#### [What the exercise asks]
Retype each entry below, keeping every character the same.

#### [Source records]
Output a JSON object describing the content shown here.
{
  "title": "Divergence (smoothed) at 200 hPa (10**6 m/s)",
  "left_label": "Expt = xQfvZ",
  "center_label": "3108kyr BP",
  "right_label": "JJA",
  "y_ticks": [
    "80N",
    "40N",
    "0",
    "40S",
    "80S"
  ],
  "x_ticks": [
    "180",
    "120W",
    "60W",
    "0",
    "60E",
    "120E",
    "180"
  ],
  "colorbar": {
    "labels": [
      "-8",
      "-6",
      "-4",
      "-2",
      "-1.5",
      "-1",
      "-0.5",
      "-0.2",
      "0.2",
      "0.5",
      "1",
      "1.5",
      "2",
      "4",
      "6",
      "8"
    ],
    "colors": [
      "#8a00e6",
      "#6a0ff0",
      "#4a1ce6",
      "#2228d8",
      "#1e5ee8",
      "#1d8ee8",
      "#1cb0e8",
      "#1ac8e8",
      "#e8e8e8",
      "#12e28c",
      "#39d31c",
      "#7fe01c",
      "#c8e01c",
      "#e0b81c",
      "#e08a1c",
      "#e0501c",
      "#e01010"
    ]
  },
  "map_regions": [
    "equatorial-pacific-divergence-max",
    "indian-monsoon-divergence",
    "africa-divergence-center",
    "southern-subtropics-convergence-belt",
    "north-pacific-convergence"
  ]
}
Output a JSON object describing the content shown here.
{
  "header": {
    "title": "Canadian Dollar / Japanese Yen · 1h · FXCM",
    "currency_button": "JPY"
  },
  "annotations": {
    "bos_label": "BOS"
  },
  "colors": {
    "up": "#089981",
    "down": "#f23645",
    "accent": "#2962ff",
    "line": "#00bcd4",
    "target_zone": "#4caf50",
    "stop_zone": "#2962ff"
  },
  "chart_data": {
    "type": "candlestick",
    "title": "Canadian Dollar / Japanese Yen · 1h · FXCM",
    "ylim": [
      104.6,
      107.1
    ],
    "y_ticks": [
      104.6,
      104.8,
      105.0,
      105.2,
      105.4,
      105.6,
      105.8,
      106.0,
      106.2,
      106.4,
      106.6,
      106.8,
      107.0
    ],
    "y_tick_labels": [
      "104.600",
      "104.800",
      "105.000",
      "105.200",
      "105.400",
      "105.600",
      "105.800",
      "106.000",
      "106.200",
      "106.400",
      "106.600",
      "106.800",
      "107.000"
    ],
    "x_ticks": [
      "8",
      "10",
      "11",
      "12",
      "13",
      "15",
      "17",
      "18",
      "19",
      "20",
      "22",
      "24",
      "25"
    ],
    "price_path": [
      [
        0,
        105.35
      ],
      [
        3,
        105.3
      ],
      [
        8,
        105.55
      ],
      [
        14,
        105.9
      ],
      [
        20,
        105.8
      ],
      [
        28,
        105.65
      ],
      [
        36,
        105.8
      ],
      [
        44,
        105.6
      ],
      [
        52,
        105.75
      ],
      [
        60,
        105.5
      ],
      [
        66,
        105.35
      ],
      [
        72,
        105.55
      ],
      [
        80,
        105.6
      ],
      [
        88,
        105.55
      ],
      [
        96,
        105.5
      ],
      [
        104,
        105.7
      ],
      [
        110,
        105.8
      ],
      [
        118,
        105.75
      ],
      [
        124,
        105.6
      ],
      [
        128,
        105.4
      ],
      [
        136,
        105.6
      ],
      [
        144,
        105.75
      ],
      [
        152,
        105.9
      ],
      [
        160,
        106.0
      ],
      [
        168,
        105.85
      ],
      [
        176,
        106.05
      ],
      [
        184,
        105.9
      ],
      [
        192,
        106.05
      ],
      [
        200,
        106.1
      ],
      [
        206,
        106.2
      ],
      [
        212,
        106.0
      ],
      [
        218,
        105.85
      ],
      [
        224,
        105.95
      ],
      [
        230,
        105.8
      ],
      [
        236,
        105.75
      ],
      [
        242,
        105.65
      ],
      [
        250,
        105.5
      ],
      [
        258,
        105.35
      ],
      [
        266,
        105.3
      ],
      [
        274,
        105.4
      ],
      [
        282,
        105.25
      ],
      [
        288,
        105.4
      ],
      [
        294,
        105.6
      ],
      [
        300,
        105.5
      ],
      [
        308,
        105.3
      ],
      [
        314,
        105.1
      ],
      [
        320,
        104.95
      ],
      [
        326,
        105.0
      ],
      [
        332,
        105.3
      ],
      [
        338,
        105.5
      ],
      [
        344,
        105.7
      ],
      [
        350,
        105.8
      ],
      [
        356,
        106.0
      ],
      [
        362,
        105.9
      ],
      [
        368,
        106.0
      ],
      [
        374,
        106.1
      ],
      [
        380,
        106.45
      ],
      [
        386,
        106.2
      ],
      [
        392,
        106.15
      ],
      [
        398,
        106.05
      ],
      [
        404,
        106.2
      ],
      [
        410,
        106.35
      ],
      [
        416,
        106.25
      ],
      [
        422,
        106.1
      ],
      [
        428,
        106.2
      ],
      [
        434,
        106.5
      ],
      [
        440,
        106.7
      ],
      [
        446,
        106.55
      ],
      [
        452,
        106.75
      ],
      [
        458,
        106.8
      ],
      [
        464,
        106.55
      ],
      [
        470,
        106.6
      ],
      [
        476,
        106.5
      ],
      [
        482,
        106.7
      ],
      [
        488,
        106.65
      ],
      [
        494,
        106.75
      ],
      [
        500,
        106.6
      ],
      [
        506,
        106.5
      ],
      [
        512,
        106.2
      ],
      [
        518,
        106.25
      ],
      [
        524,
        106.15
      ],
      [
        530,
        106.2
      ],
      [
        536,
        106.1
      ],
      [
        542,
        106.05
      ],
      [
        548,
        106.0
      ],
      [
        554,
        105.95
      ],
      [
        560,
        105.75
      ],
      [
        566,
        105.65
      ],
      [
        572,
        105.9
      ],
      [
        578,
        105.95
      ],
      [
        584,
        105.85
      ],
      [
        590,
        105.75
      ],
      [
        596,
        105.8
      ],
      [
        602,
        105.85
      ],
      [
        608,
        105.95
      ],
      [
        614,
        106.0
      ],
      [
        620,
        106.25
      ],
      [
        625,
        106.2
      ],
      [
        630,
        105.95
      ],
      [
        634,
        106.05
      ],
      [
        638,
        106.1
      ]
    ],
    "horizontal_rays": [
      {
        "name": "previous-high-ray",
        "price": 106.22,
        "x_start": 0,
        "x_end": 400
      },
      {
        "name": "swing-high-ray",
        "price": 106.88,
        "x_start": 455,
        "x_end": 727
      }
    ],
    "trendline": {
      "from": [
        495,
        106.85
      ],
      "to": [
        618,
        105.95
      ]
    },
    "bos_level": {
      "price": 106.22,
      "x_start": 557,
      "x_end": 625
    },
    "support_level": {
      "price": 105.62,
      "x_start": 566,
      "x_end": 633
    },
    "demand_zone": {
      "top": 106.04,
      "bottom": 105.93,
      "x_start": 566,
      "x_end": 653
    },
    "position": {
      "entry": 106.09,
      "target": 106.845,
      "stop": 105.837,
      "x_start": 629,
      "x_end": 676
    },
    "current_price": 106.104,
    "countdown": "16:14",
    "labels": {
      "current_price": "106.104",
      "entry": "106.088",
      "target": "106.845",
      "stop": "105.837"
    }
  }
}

#### [Exercise solution]
Output a JSON object describing the content shown here.
{
  "title": "Divergence (smoothed) at 200 hPa (10**6 m/s)",
  "left_label": "Expt = xQfvZ",
  "center_label": "3108kyr BP",
  "right_label": "JJA",
  "y_ticks": [
    "80N",
    "40N",
    "0",
    "40S",
    "80S"
  ],
  "x_ticks": [
    "180",
    "120W",
    "60W",
    "0",
    "60E",
    "120E",
    "180"
  ],
  "colorbar": {
    "labels": [
      "-8",
      "-6",
      "-4",
      "-2",
      "-1.5",
      "-1",
      "-0.5",
      "-0.2",
      "0.2",
      "0.5",
      "1",
      "1.5",
      "2",
      "4",
      "6",
      "8"
    ],
    "colors": [
      "#8a00e6",
      "#6a0ff0",
      "#4a1ce6",
      "#2228d8",
      "#1e5ee8",
      "#1d8ee8",
      "#1cb0e8",
      "#1ac8e8",
      "#e8e8e8",
      "#12e28c",
      "#39d31c",
      "#7fe01c",
      "#c8e01c",
      "#e0b81c",
      "#e08a1c",
      "#e0501c",
      "#e01010"
    ]
  },
  "map_regions": [
    "equatorial-pacific-divergence-max",
    "indian-monsoon-divergence",
    "africa-divergence-center",
    "southern-subtropics-convergence-belt",
    "north-pacific-convergence"
  ]
}
Output a JSON object describing the content shown here.
{
  "header": {
    "title": "Canadian Dollar / Japanese Yen · 1h · FXCM",
    "currency_button": "JPY"
  },
  "annotations": {
    "bos_label": "BOS"
  },
  "colors": {
    "up": "#089981",
    "down": "#f23645",
    "accent": "#2962ff",
    "line": "#00bcd4",
    "target_zone": "#4caf50",
    "stop_zone": "#2962ff"
  },
  "chart_data": {
    "type": "candlestick",
    "title": "Canadian Dollar / Japanese Yen · 1h · FXCM",
    "ylim": [
      104.6,
      107.1
    ],
    "y_ticks": [
      104.6,
      104.8,
      105.0,
      105.2,
      105.4,
      105.6,
      105.8,
      106.0,
      106.2,
      106.4,
      106.6,
      106.8,
      107.0
    ],
    "y_tick_labels": [
      "104.600",
      "104.800",
      "105.000",
      "105.200",
      "105.400",
      "105.600",
      "105.800",
      "106.000",
      "106.200",
      "106.400",
      "106.600",
      "106.800",
      "107.000"
    ],
    "x_ticks": [
      "8",
      "10",
      "11",
      "12",
      "13",
      "15",
      "17",
      "18",
      "19",
      "20",
      "22",
      "24",
      "25"
    ],
    "price_path": [
      [
        0,
        105.35
      ],
      [
        3,
        105.3
      ],
      [
        8,
        105.55
      ],
      [
        14,
        105.9
      ],
      [
        20,
        105.8
      ],
      [
        28,
        105.65
      ],
      [
        36,
        105.8
      ],
      [
        44,
        105.6
      ],
      [
        52,
        105.75
      ],
      [
        60,
        105.5
      ],
      [
        66,
        105.35
      ],
      [
        72,
        105.55
      ],
      [
        80,
        105.6
      ],
      [
        88,
        105.55
      ],
      [
        96,
        105.5
      ],
      [
        104,
        105.7
      ],
      [
        110,
        105.8
      ],
      [
        118,
        105.75
      ],
      [
        124,
        105.6
      ],
      [
        128,
        105.4
      ],
      [
        136,
        105.6
      ],
      [
        144,
        105.75
      ],
      [
        152,
        105.9
      ],
      [
        160,
        106.0
      ],
      [
        168,
        105.85
      ],
      [
        176,
        106.05
      ],
      [
        184,
        105.9
      ],
      [
        192,
        106.05
      ],
      [
        200,
        106.1
      ],
      [
        206,
        106.2
      ],
      [
        212,
        106.0
      ],
      [
        218,
        105.85
      ],
      [
        224,
        105.95
      ],
      [
        230,
        105.8
      ],
      [
        236,
        105.75
      ],
      [
        242,
        105.65
      ],
      [
        250,
        105.5
      ],
      [
        258,
        105.35
      ],
      [
        266,
        105.3
      ],
      [
        274,
        105.4
      ],
      [
        282,
        105.25
      ],
      [
        288,
        105.4
      ],
      [
        294,
        105.6
      ],
      [
        300,
        105.5
      ],
      [
        308,
        105.3
      ],
      [
        314,
        105.1
      ],
      [
        320,
        104.95
      ],
      [
        326,
        105.0
      ],
      [
        332,
        105.3
      ],
      [
        338,
        105.5
      ],
      [
        344,
        105.7
      ],
      [
        350,
        105.8
      ],
      [
        356,
        106.0
      ],
      [
        362,
        105.9
      ],
      [
        368,
        106.0
      ],
      [
        374,
        106.1
      ],
      [
        380,
        106.45
      ],
      [
        386,
        106.2
      ],
      [
        392,
        106.15
      ],
      [
        398,
        106.05
      ],
      [
        404,
        106.2
      ],
      [
        410,
        106.35
      ],
      [
        416,
        106.25
      ],
      [
        422,
        106.1
      ],
      [
        428,
        106.2
      ],
      [
        434,
        106.5
      ],
      [
        440,
        106.7
      ],
      [
        446,
        106.55
      ],
      [
        452,
        106.75
      ],
      [
        458,
        106.8
      ],
      [
        464,
        106.55
      ],
      [
        470,
        106.6
      ],
      [
        476,
        106.5
      ],
      [
        482,
        106.7
      ],
      [
        488,
        106.65
      ],
      [
        494,
        106.75
      ],
      [
        500,
        106.6
      ],
      [
        506,
        106.5
      ],
      [
        512,
        106.2
      ],
      [
        518,
        106.25
      ],
      [
        524,
        106.15
      ],
      [
        530,
        106.2
      ],
      [
        536,
        106.1
      ],
      [
        542,
        106.05
      ],
      [
        548,
        106.0
      ],
      [
        554,
        105.95
      ],
      [
        560,
        105.75
      ],
      [
        566,
        105.65
      ],
      [
        572,
        105.9
      ],
      [
        578,
        105.95
      ],
      [
        584,
        105.85
      ],
      [
        590,
        105.75
      ],
      [
        596,
        105.8
      ],
      [
        602,
        105.85
      ],
      [
        608,
        105.95
      ],
      [
        614,
        106.0
      ],
      [
        620,
        106.25
      ],
      [
        625,
        106.2
      ],
      [
        630,
        105.95
      ],
      [
        634,
        106.05
      ],
      [
        638,
        106.1
      ]
    ],
    "horizontal_rays": [
      {
        "name": "previous-high-ray",
        "price": 106.22,
        "x_start": 0,
        "x_end": 400
      },
      {
        "name": "swing-high-ray",
        "price": 106.88,
        "x_start": 455,
        "x_end": 727
      }
    ],
    "trendline": {
      "from": [
        495,
        106.85
      ],
      "to": [
        618,
        105.95
      ]
    },
    "bos_level": {
      "price": 106.22,
      "x_start": 557,
      "x_end": 625
    },
    "support_level": {
      "price": 105.62,
      "x_start": 566,
      "x_end": 633
    },
    "demand_zone": {
      "top": 106.04,
      "bottom": 105.93,
      "x_start": 566,
      "x_end": 653
    },
    "position": {
      "entry": 106.09,
      "target": 106.845,
      "stop": 105.837,
      "x_start": 629,
      "x_end": 676
    },
    "current_price": 106.104,
    "countdown": "16:14",
    "labels": {
      "current_price": "106.104",
      "entry": "106.088",
      "target": "106.845",
      "stop": "105.837"
    }
  }
}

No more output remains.